**What this task involves**
Extract all of the entries and give them again, word for word.

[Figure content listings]
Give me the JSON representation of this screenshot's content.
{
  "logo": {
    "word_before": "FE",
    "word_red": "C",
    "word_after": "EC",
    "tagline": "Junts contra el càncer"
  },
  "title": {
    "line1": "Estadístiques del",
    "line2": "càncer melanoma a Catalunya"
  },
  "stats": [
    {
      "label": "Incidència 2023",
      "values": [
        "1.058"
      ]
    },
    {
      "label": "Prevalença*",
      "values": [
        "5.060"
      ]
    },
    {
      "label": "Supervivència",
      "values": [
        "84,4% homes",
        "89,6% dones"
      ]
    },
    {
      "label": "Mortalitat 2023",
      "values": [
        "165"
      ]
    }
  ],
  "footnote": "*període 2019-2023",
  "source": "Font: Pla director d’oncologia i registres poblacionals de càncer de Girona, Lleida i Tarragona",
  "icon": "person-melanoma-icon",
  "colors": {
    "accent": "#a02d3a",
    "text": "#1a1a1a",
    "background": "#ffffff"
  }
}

**Exercise response**
Give me the JSON representation of this screenshot's content.
{
  "logo": {
    "word_before": "FE",
    "word_red": "C",
    "word_after": "EC",
    "tagline": "Junts contra el càncer"
  },
  "title": {
    "line1": "Estadístiques del",
    "line2": "càncer melanoma a Catalunya"
  },
  "stats": [
    {
      "label": "Incidència 2023",
      "values": [
        "1.058"
      ]
    },
    {
      "label": "Prevalença*",
      "values": [
        "5.060"
      ]
    },
    {
      "label": "Supervivència",
      "values": [
        "84,4% homes",
        "89,6% dones"
      ]
    },
    {
      "label": "Mortalitat 2023",
      "values": [
        "165"
      ]
    }
  ],
  "footnote": "*període 2019-2023",
  "source": "Font: Pla director d’oncologia i registres poblacionals de càncer de Girona, Lleida i Tarragona",
  "icon": "person-melanoma-icon",
  "colors": {
    "accent": "#a02d3a",
    "text": "#1a1a1a",
    "background": "#ffffff"
  }
}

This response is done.